Exercise objective: Give back every entry exactly; drop the pictures.

--- Dataset content ---

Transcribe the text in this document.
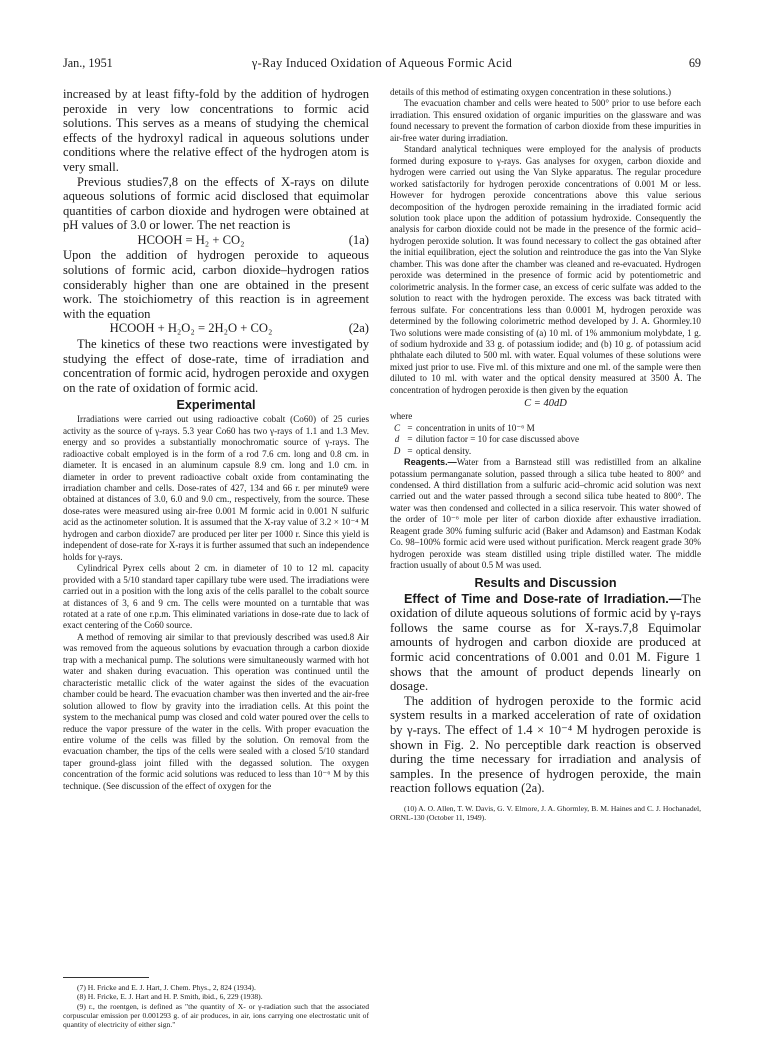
Jan., 1951	γ-Ray Induced Oxidation of Aqueous Formic Acid	69

increased by at least fifty-fold by the addition of hydrogen peroxide in very low concentrations to formic acid solutions. This serves as a means of studying the chemical effects of the hydroxyl radical in aqueous solutions under conditions where the relative effect of the hydrogen atom is very small.

Previous studies7,8 on the effects of X-rays on dilute aqueous solutions of formic acid disclosed that equimolar quantities of carbon dioxide and hydrogen were obtained at pH values of 3.0 or lower. The net reaction is

HCOOH = H₂ + CO₂	(1a)

Upon the addition of hydrogen peroxide to aqueous solutions of formic acid, carbon dioxide–hydrogen ratios considerably higher than one are obtained in the present work. The stoichiometry of this reaction is in agreement with the equation

HCOOH + H₂O₂ = 2H₂O + CO₂	(2a)

The kinetics of these two reactions were investigated by studying the effect of dose-rate, time of irradiation and concentration of formic acid, hydrogen peroxide and oxygen on the rate of oxidation of formic acid.

Experimental

Irradiations were carried out using radioactive cobalt (Co60) of 25 curies activity as the source of γ-rays. 5.3 year Co60 has two γ-rays of 1.1 and 1.3 Mev. energy and so provides a substantially monochromatic source of γ-rays. The radioactive cobalt employed is in the form of a rod 7.6 cm. long and 0.8 cm. in diameter. It is encased in an aluminum capsule 8.9 cm. long and 1.0 cm. in diameter in order to prevent radioactive cobalt oxide from contaminating the irradiation chamber and cells. Dose-rates of 427, 134 and 66 r. per minute9 were obtained at distances of 3.0, 6.0 and 9.0 cm., respectively, from the source. These dose-rates were measured using air-free 0.001 M formic acid in 0.001 N sulfuric acid as the actinometer solution. It is assumed that the X-ray value of 3.2 × 10⁻⁴ M hydrogen and carbon dioxide7 are produced per liter per 1000 r. Since this yield is independent of dose-rate for X-rays it is further assumed that such an independence holds for γ-rays.

Cylindrical Pyrex cells about 2 cm. in diameter of 10 to 12 ml. capacity provided with a 5/10 standard taper capillary tube were used. The irradiations were carried out in a position with the long axis of the cells parallel to the cobalt source at distances of 3, 6 and 9 cm. The cells were mounted on a turntable that was rotated at a rate of one r.p.m. This eliminated variations in dose-rate due to lack of exact centering of the Co60 source.

A method of removing air similar to that previously described was used.8 Air was removed from the aqueous solutions by evacuation through a carbon dioxide trap with a mechanical pump. The solutions were simultaneously warmed with hot water and shaken during evacuation. This operation was continued until the characteristic metallic click of the water against the sides of the evacuation chamber could be heard. The evacuation chamber was then inverted and the air-free solution allowed to flow by gravity into the irradiation cells. At this point the system to the mechanical pump was closed and cold water poured over the cells to reduce the vapor pressure of the water in the cells. With proper evacuation the entire volume of the cells was filled by the solution. On removal from the evacuation chamber, the tips of the cells were sealed with a closed 5/10 standard taper ground-glass joint filled with the degassed solution. The oxygen concentration of the formic acid solutions was reduced to less than 10⁻⁶ M by this technique. (See discussion of the effect of oxygen for the

(7) H. Fricke and E. J. Hart, J. Chem. Phys., 2, 824 (1934).

(8) H. Fricke, E. J. Hart and H. P. Smith, ibid., 6, 229 (1938).

(9) r., the roentgen, is defined as "the quantity of X- or γ-radiation such that the associated corpuscular emission per 0.001293 g. of air produces, in air, ions carrying one electrostatic unit of quantity of electricity of either sign."

details of this method of estimating oxygen concentration in these solutions.)

The evacuation chamber and cells were heated to 500° prior to use before each irradiation. This ensured oxidation of organic impurities on the glassware and was found necessary to prevent the formation of carbon dioxide from these impurities in air-free water during irradiation.

Standard analytical techniques were employed for the analysis of products formed during exposure to γ-rays. Gas analyses for oxygen, carbon dioxide and hydrogen were carried out using the Van Slyke apparatus. The regular procedure worked satisfactorily for hydrogen peroxide concentrations of 0.001 M or less. However for hydrogen peroxide concentrations above this value serious decomposition of the hydrogen peroxide remaining in the irradiated formic acid solution took place upon the addition of potassium hydroxide. Consequently the analysis for carbon dioxide could not be made in the presence of the formic acid–hydrogen peroxide solution. It was found necessary to collect the gas obtained after the initial equilibration, eject the solution and reintroduce the gas into the Van Slyke chamber. This was done after the chamber was cleaned and re-evacuated. Hydrogen peroxide was determined in the presence of formic acid by potentiometric and colorimetric analysis. In the former case, an excess of ceric sulfate was added to the solution to react with the hydrogen peroxide. The excess was back titrated with ferrous sulfate. For concentrations less than 0.0001 M, hydrogen peroxide was determined by the following colorimetric method developed by J. A. Ghormley.10 Two solutions were made consisting of (a) 10 ml. of 1% ammonium molybdate, 1 g. of sodium hydroxide and 33 g. of potassium iodide; and (b) 10 g. of potassium acid phthalate each diluted to 500 ml. with water. Equal volumes of these solutions were mixed just prior to use. Five ml. of this mixture and one ml. of the sample were then diluted to 10 ml. with water and the optical density measured at 3500 Å. The concentration of hydrogen peroxide is then given by the equation

C = 40dD

where

C = concentration in units of 10⁻⁶ M
d = dilution factor = 10 for case discussed above
D = optical density.

Reagents.—Water from a Barnstead still was redistilled from an alkaline potassium permanganate solution, passed through a silica tube heated to 800° and condensed. A third distillation from a sulfuric acid–chromic acid solution was next carried out and the water passed through a second silica tube heated to 800°. The water was then condensed and collected in a silica reservoir. This water showed of the order of 10⁻⁶ mole per liter of carbon dioxide after exhaustive irradiation. Reagent grade 30% fuming sulfuric acid (Baker and Adamson) and Eastman Kodak Co. 98–100% formic acid were used without purification. Merck reagent grade 30% hydrogen peroxide was steam distilled using triple distilled water. The middle fraction usually of about 0.5 M was used.

Results and Discussion

Effect of Time and Dose-rate of Irradiation.—The oxidation of dilute aqueous solutions of formic acid by γ-rays follows the same course as for X-rays.7,8 Equimolar amounts of hydrogen and carbon dioxide are produced at formic acid concentrations of 0.001 and 0.01 M. Figure 1 shows that the amount of product depends linearly on dosage.

The addition of hydrogen peroxide to the formic acid system results in a marked acceleration of rate of oxidation by γ-rays. The effect of 1.4 × 10⁻⁴ M hydrogen peroxide is shown in Fig. 2. No perceptible dark reaction is observed during the time necessary for irradiation and analysis of samples. In the presence of hydrogen peroxide, the main reaction follows equation (2a).

(10) A. O. Allen, T. W. Davis, G. V. Elmore, J. A. Ghormley, B. M. Haines and C. J. Hochanadel, ORNL-130 (October 11, 1949).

---

Output:
Transcribe the text in this document.
Jan., 1951	γ-Ray Induced Oxidation of Aqueous Formic Acid	69

increased by at least fifty-fold by the addition of hydrogen peroxide in very low concentrations to formic acid solutions. This serves as a means of studying the chemical effects of the hydroxyl radical in aqueous solutions under conditions where the relative effect of the hydrogen atom is very small.

Previous studies7,8 on the effects of X-rays on dilute aqueous solutions of formic acid disclosed that equimolar quantities of carbon dioxide and hydrogen were obtained at pH values of 3.0 or lower. The net reaction is

HCOOH = H₂ + CO₂	(1a)

Upon the addition of hydrogen peroxide to aqueous solutions of formic acid, carbon dioxide–hydrogen ratios considerably higher than one are obtained in the present work. The stoichiometry of this reaction is in agreement with the equation

HCOOH + H₂O₂ = 2H₂O + CO₂	(2a)

The kinetics of these two reactions were investigated by studying the effect of dose-rate, time of irradiation and concentration of formic acid, hydrogen peroxide and oxygen on the rate of oxidation of formic acid.

Experimental

Irradiations were carried out using radioactive cobalt (Co60) of 25 curies activity as the source of γ-rays. 5.3 year Co60 has two γ-rays of 1.1 and 1.3 Mev. energy and so provides a substantially monochromatic source of γ-rays. The radioactive cobalt employed is in the form of a rod 7.6 cm. long and 0.8 cm. in diameter. It is encased in an aluminum capsule 8.9 cm. long and 1.0 cm. in diameter in order to prevent radioactive cobalt oxide from contaminating the irradiation chamber and cells. Dose-rates of 427, 134 and 66 r. per minute9 were obtained at distances of 3.0, 6.0 and 9.0 cm., respectively, from the source. These dose-rates were measured using air-free 0.001 M formic acid in 0.001 N sulfuric acid as the actinometer solution. It is assumed that the X-ray value of 3.2 × 10⁻⁴ M hydrogen and carbon dioxide7 are produced per liter per 1000 r. Since this yield is independent of dose-rate for X-rays it is further assumed that such an independence holds for γ-rays.

Cylindrical Pyrex cells about 2 cm. in diameter of 10 to 12 ml. capacity provided with a 5/10 standard taper capillary tube were used. The irradiations were carried out in a position with the long axis of the cells parallel to the cobalt source at distances of 3, 6 and 9 cm. The cells were mounted on a turntable that was rotated at a rate of one r.p.m. This eliminated variations in dose-rate due to lack of exact centering of the Co60 source.

A method of removing air similar to that previously described was used.8 Air was removed from the aqueous solutions by evacuation through a carbon dioxide trap with a mechanical pump. The solutions were simultaneously warmed with hot water and shaken during evacuation. This operation was continued until the characteristic metallic click of the water against the sides of the evacuation chamber could be heard. The evacuation chamber was then inverted and the air-free solution allowed to flow by gravity into the irradiation cells. At this point the system to the mechanical pump was closed and cold water poured over the cells to reduce the vapor pressure of the water in the cells. With proper evacuation the entire volume of the cells was filled by the solution. On removal from the evacuation chamber, the tips of the cells were sealed with a closed 5/10 standard taper ground-glass joint filled with the degassed solution. The oxygen concentration of the formic acid solutions was reduced to less than 10⁻⁶ M by this technique. (See discussion of the effect of oxygen for the

(7) H. Fricke and E. J. Hart, J. Chem. Phys., 2, 824 (1934).

(8) H. Fricke, E. J. Hart and H. P. Smith, ibid., 6, 229 (1938).

(9) r., the roentgen, is defined as "the quantity of X- or γ-radiation such that the associated corpuscular emission per 0.001293 g. of air produces, in air, ions carrying one electrostatic unit of quantity of electricity of either sign."

details of this method of estimating oxygen concentration in these solutions.)

The evacuation chamber and cells were heated to 500° prior to use before each irradiation. This ensured oxidation of organic impurities on the glassware and was found necessary to prevent the formation of carbon dioxide from these impurities in air-free water during irradiation.

Standard analytical techniques were employed for the analysis of products formed during exposure to γ-rays. Gas analyses for oxygen, carbon dioxide and hydrogen were carried out using the Van Slyke apparatus. The regular procedure worked satisfactorily for hydrogen peroxide concentrations of 0.001 M or less. However for hydrogen peroxide concentrations above this value serious decomposition of the hydrogen peroxide remaining in the irradiated formic acid solution took place upon the addition of potassium hydroxide. Consequently the analysis for carbon dioxide could not be made in the presence of the formic acid–hydrogen peroxide solution. It was found necessary to collect the gas obtained after the initial equilibration, eject the solution and reintroduce the gas into the Van Slyke chamber. This was done after the chamber was cleaned and re-evacuated. Hydrogen peroxide was determined in the presence of formic acid by potentiometric and colorimetric analysis. In the former case, an excess of ceric sulfate was added to the solution to react with the hydrogen peroxide. The excess was back titrated with ferrous sulfate. For concentrations less than 0.0001 M, hydrogen peroxide was determined by the following colorimetric method developed by J. A. Ghormley.10 Two solutions were made consisting of (a) 10 ml. of 1% ammonium molybdate, 1 g. of sodium hydroxide and 33 g. of potassium iodide; and (b) 10 g. of potassium acid phthalate each diluted to 500 ml. with water. Equal volumes of these solutions were mixed just prior to use. Five ml. of this mixture and one ml. of the sample were then diluted to 10 ml. with water and the optical density measured at 3500 Å. The concentration of hydrogen peroxide is then given by the equation

C = 40dD

where

C = concentration in units of 10⁻⁶ M
d = dilution factor = 10 for case discussed above
D = optical density.

Reagents.—Water from a Barnstead still was redistilled from an alkaline potassium permanganate solution, passed through a silica tube heated to 800° and condensed. A third distillation from a sulfuric acid–chromic acid solution was next carried out and the water passed through a second silica tube heated to 800°. The water was then condensed and collected in a silica reservoir. This water showed of the order of 10⁻⁶ mole per liter of carbon dioxide after exhaustive irradiation. Reagent grade 30% fuming sulfuric acid (Baker and Adamson) and Eastman Kodak Co. 98–100% formic acid were used without purification. Merck reagent grade 30% hydrogen peroxide was steam distilled using triple distilled water. The middle fraction usually of about 0.5 M was used.

Results and Discussion

Effect of Time and Dose-rate of Irradiation.—The oxidation of dilute aqueous solutions of formic acid by γ-rays follows the same course as for X-rays.7,8 Equimolar amounts of hydrogen and carbon dioxide are produced at formic acid concentrations of 0.001 and 0.01 M. Figure 1 shows that the amount of product depends linearly on dosage.

The addition of hydrogen peroxide to the formic acid system results in a marked acceleration of rate of oxidation by γ-rays. The effect of 1.4 × 10⁻⁴ M hydrogen peroxide is shown in Fig. 2. No perceptible dark reaction is observed during the time necessary for irradiation and analysis of samples. In the presence of hydrogen peroxide, the main reaction follows equation (2a).

(10) A. O. Allen, T. W. Davis, G. V. Elmore, J. A. Ghormley, B. M. Haines and C. J. Hochanadel, ORNL-130 (October 11, 1949).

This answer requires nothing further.